§ Written task: Return all of the data exactly, with nothing left out but the pictures.

(Recorded data)
--- Start ---
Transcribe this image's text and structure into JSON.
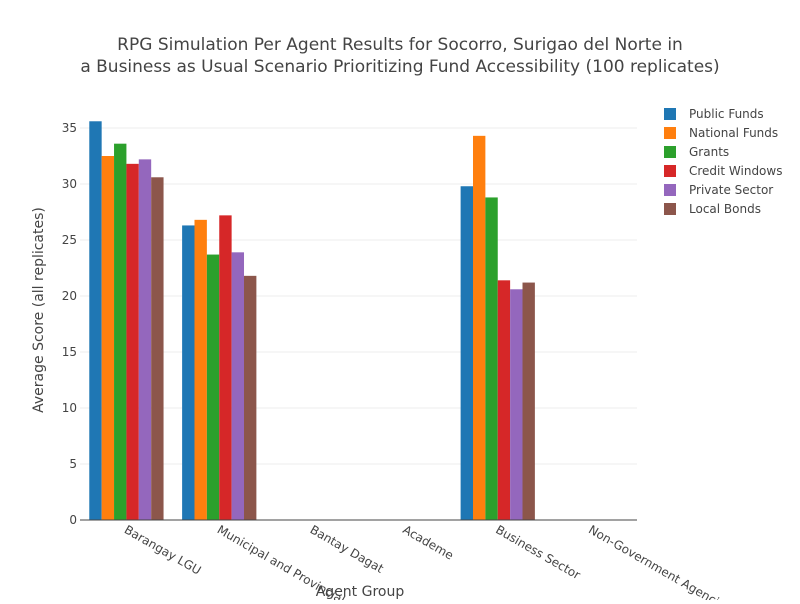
{
  "chart_data": {
    "type": "bar",
    "title": "RPG Simulation Per Agent Results for Socorro, Surigao del Norte in",
    "subtitle": "a Business as Usual Scenario Prioritizing Fund Accessibility (100 replicates)",
    "xlabel": "Agent Group",
    "ylabel": "Average Score (all replicates)",
    "ylim": [
      0,
      37.5
    ],
    "yticks": [
      0,
      5,
      10,
      15,
      20,
      25,
      30,
      35
    ],
    "grid": true,
    "legend_position": "top-right",
    "categories": [
      "Barangay LGU",
      "Municipal and Provincial...",
      "Bantay Dagat",
      "Academe",
      "Business Sector",
      "Non-Government Agencies"
    ],
    "series": [
      {
        "name": "Public Funds",
        "color": "#1f77b4",
        "values": [
          35.6,
          26.3,
          0,
          0,
          29.8,
          0
        ]
      },
      {
        "name": "National Funds",
        "color": "#ff7f0e",
        "values": [
          32.5,
          26.8,
          0,
          0,
          34.3,
          0
        ]
      },
      {
        "name": "Grants",
        "color": "#2ca02c",
        "values": [
          33.6,
          23.7,
          0,
          0,
          28.8,
          0
        ]
      },
      {
        "name": "Credit Windows",
        "color": "#d62728",
        "values": [
          31.8,
          27.2,
          0,
          0,
          21.4,
          0
        ]
      },
      {
        "name": "Private Sector",
        "color": "#9467bd",
        "values": [
          32.2,
          23.9,
          0,
          0,
          20.6,
          0
        ]
      },
      {
        "name": "Local Bonds",
        "color": "#8c564b",
        "values": [
          30.6,
          21.8,
          0,
          0,
          21.2,
          0
        ]
      }
    ]
  }
}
--- End ---
§ Task output:
Transcribe this image's text and structure into JSON.
{
  "chart_data": {
    "type": "bar",
    "title": "RPG Simulation Per Agent Results for Socorro, Surigao del Norte in",
    "subtitle": "a Business as Usual Scenario Prioritizing Fund Accessibility (100 replicates)",
    "xlabel": "Agent Group",
    "ylabel": "Average Score (all replicates)",
    "ylim": [
      0,
      37.5
    ],
    "yticks": [
      0,
      5,
      10,
      15,
      20,
      25,
      30,
      35
    ],
    "grid": true,
    "legend_position": "top-right",
    "categories": [
      "Barangay LGU",
      "Municipal and Provincial...",
      "Bantay Dagat",
      "Academe",
      "Business Sector",
      "Non-Government Agencies"
    ],
    "series": [
      {
        "name": "Public Funds",
        "color": "#1f77b4",
        "values": [
          35.6,
          26.3,
          0,
          0,
          29.8,
          0
        ]
      },
      {
        "name": "National Funds",
        "color": "#ff7f0e",
        "values": [
          32.5,
          26.8,
          0,
          0,
          34.3,
          0
        ]
      },
      {
        "name": "Grants",
        "color": "#2ca02c",
        "values": [
          33.6,
          23.7,
          0,
          0,
          28.8,
          0
        ]
      },
      {
        "name": "Credit Windows",
        "color": "#d62728",
        "values": [
          31.8,
          27.2,
          0,
          0,
          21.4,
          0
        ]
      },
      {
        "name": "Private Sector",
        "color": "#9467bd",
        "values": [
          32.2,
          23.9,
          0,
          0,
          20.6,
          0
        ]
      },
      {
        "name": "Local Bonds",
        "color": "#8c564b",
        "values": [
          30.6,
          21.8,
          0,
          0,
          21.2,
          0
        ]
      }
    ]
  }
}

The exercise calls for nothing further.